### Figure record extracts

## BEGIN

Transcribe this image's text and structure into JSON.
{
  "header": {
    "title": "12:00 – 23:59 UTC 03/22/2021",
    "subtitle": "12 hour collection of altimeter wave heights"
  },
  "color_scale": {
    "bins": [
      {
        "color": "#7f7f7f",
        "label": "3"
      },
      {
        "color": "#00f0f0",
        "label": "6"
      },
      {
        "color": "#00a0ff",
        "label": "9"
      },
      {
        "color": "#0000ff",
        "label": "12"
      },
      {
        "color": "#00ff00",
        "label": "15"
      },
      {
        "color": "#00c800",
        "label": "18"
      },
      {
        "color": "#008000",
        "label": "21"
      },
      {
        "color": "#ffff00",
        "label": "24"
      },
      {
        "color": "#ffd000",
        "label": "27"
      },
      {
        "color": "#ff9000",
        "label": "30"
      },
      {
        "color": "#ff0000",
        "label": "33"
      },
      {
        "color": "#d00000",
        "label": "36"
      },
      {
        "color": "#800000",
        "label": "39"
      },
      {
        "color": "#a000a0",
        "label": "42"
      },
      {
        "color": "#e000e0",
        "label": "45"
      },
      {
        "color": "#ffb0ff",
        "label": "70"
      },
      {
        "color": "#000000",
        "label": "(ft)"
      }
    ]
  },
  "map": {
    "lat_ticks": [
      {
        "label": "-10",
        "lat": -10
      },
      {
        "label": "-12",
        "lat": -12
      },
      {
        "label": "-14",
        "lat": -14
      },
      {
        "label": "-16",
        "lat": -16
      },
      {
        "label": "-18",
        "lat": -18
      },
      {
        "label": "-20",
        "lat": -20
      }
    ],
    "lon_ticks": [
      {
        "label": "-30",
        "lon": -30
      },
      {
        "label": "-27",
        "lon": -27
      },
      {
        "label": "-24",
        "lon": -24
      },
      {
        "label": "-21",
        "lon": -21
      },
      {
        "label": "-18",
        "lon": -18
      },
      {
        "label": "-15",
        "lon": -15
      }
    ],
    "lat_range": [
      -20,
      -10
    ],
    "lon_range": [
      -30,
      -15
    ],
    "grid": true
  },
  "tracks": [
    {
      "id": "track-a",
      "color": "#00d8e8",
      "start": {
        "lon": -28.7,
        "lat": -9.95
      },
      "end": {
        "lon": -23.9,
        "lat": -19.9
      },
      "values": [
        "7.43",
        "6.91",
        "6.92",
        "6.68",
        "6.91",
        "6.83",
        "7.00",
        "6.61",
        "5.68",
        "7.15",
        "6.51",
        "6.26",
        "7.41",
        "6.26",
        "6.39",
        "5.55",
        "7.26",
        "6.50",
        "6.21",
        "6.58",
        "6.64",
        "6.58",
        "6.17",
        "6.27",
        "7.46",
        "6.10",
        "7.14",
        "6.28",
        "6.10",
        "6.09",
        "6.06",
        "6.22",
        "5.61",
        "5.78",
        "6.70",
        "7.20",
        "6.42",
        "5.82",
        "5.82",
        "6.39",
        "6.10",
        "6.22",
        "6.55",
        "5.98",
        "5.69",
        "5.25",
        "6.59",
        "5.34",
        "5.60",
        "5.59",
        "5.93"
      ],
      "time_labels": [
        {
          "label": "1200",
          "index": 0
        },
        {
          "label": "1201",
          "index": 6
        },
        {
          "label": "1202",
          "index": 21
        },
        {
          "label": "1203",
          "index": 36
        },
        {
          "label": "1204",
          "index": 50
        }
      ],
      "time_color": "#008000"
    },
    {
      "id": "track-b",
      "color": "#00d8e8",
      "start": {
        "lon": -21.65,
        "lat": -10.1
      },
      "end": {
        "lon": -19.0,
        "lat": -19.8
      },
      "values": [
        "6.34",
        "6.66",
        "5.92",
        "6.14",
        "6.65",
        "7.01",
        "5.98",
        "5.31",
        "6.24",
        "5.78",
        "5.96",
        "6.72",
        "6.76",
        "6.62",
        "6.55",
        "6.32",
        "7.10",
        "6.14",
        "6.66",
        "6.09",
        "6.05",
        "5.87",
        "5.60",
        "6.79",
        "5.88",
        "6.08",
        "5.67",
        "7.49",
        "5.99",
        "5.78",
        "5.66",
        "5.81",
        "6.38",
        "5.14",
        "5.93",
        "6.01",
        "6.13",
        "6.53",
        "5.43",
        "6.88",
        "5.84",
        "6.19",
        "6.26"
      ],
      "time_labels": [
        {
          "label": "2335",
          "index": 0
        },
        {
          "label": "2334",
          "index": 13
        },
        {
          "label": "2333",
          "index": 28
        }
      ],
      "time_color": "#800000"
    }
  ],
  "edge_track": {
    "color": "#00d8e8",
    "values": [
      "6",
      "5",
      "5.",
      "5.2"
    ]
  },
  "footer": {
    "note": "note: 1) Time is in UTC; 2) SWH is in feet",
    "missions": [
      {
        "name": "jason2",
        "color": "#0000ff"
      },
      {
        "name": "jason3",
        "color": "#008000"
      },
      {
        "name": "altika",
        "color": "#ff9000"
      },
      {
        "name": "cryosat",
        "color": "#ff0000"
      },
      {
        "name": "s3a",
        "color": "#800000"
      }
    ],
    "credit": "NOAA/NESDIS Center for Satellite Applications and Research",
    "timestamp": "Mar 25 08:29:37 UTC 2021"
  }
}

## END

### Written request
Every entry should be output exactly as written, please.

### Final result
Transcribe this image's text and structure into JSON.
{
  "header": {
    "title": "12:00 – 23:59 UTC 03/22/2021",
    "subtitle": "12 hour collection of altimeter wave heights"
  },
  "color_scale": {
    "bins": [
      {
        "color": "#7f7f7f",
        "label": "3"
      },
      {
        "color": "#00f0f0",
        "label": "6"
      },
      {
        "color": "#00a0ff",
        "label": "9"
      },
      {
        "color": "#0000ff",
        "label": "12"
      },
      {
        "color": "#00ff00",
        "label": "15"
      },
      {
        "color": "#00c800",
        "label": "18"
      },
      {
        "color": "#008000",
        "label": "21"
      },
      {
        "color": "#ffff00",
        "label": "24"
      },
      {
        "color": "#ffd000",
        "label": "27"
      },
      {
        "color": "#ff9000",
        "label": "30"
      },
      {
        "color": "#ff0000",
        "label": "33"
      },
      {
        "color": "#d00000",
        "label": "36"
      },
      {
        "color": "#800000",
        "label": "39"
      },
      {
        "color": "#a000a0",
        "label": "42"
      },
      {
        "color": "#e000e0",
        "label": "45"
      },
      {
        "color": "#ffb0ff",
        "label": "70"
      },
      {
        "color": "#000000",
        "label": "(ft)"
      }
    ]
  },
  "map": {
    "lat_ticks": [
      {
        "label": "-10",
        "lat": -10
      },
      {
        "label": "-12",
        "lat": -12
      },
      {
        "label": "-14",
        "lat": -14
      },
      {
        "label": "-16",
        "lat": -16
      },
      {
        "label": "-18",
        "lat": -18
      },
      {
        "label": "-20",
        "lat": -20
      }
    ],
    "lon_ticks": [
      {
        "label": "-30",
        "lon": -30
      },
      {
        "label": "-27",
        "lon": -27
      },
      {
        "label": "-24",
        "lon": -24
      },
      {
        "label": "-21",
        "lon": -21
      },
      {
        "label": "-18",
        "lon": -18
      },
      {
        "label": "-15",
        "lon": -15
      }
    ],
    "lat_range": [
      -20,
      -10
    ],
    "lon_range": [
      -30,
      -15
    ],
    "grid": true
  },
  "tracks": [
    {
      "id": "track-a",
      "color": "#00d8e8",
      "start": {
        "lon": -28.7,
        "lat": -9.95
      },
      "end": {
        "lon": -23.9,
        "lat": -19.9
      },
      "values": [
        "7.43",
        "6.91",
        "6.92",
        "6.68",
        "6.91",
        "6.83",
        "7.00",
        "6.61",
        "5.68",
        "7.15",
        "6.51",
        "6.26",
        "7.41",
        "6.26",
        "6.39",
        "5.55",
        "7.26",
        "6.50",
        "6.21",
        "6.58",
        "6.64",
        "6.58",
        "6.17",
        "6.27",
        "7.46",
        "6.10",
        "7.14",
        "6.28",
        "6.10",
        "6.09",
        "6.06",
        "6.22",
        "5.61",
        "5.78",
        "6.70",
        "7.20",
        "6.42",
        "5.82",
        "5.82",
        "6.39",
        "6.10",
        "6.22",
        "6.55",
        "5.98",
        "5.69",
        "5.25",
        "6.59",
        "5.34",
        "5.60",
        "5.59",
        "5.93"
      ],
      "time_labels": [
        {
          "label": "1200",
          "index": 0
        },
        {
          "label": "1201",
          "index": 6
        },
        {
          "label": "1202",
          "index": 21
        },
        {
          "label": "1203",
          "index": 36
        },
        {
          "label": "1204",
          "index": 50
        }
      ],
      "time_color": "#008000"
    },
    {
      "id": "track-b",
      "color": "#00d8e8",
      "start": {
        "lon": -21.65,
        "lat": -10.1
      },
      "end": {
        "lon": -19.0,
        "lat": -19.8
      },
      "values": [
        "6.34",
        "6.66",
        "5.92",
        "6.14",
        "6.65",
        "7.01",
        "5.98",
        "5.31",
        "6.24",
        "5.78",
        "5.96",
        "6.72",
        "6.76",
        "6.62",
        "6.55",
        "6.32",
        "7.10",
        "6.14",
        "6.66",
        "6.09",
        "6.05",
        "5.87",
        "5.60",
        "6.79",
        "5.88",
        "6.08",
        "5.67",
        "7.49",
        "5.99",
        "5.78",
        "5.66",
        "5.81",
        "6.38",
        "5.14",
        "5.93",
        "6.01",
        "6.13",
        "6.53",
        "5.43",
        "6.88",
        "5.84",
        "6.19",
        "6.26"
      ],
      "time_labels": [
        {
          "label": "2335",
          "index": 0
        },
        {
          "label": "2334",
          "index": 13
        },
        {
          "label": "2333",
          "index": 28
        }
      ],
      "time_color": "#800000"
    }
  ],
  "edge_track": {
    "color": "#00d8e8",
    "values": [
      "6",
      "5",
      "5.",
      "5.2"
    ]
  },
  "footer": {
    "note": "note: 1) Time is in UTC; 2) SWH is in feet",
    "missions": [
      {
        "name": "jason2",
        "color": "#0000ff"
      },
      {
        "name": "jason3",
        "color": "#008000"
      },
      {
        "name": "altika",
        "color": "#ff9000"
      },
      {
        "name": "cryosat",
        "color": "#ff0000"
      },
      {
        "name": "s3a",
        "color": "#800000"
      }
    ],
    "credit": "NOAA/NESDIS Center for Satellite Applications and Research",
    "timestamp": "Mar 25 08:29:37 UTC 2021"
  }
}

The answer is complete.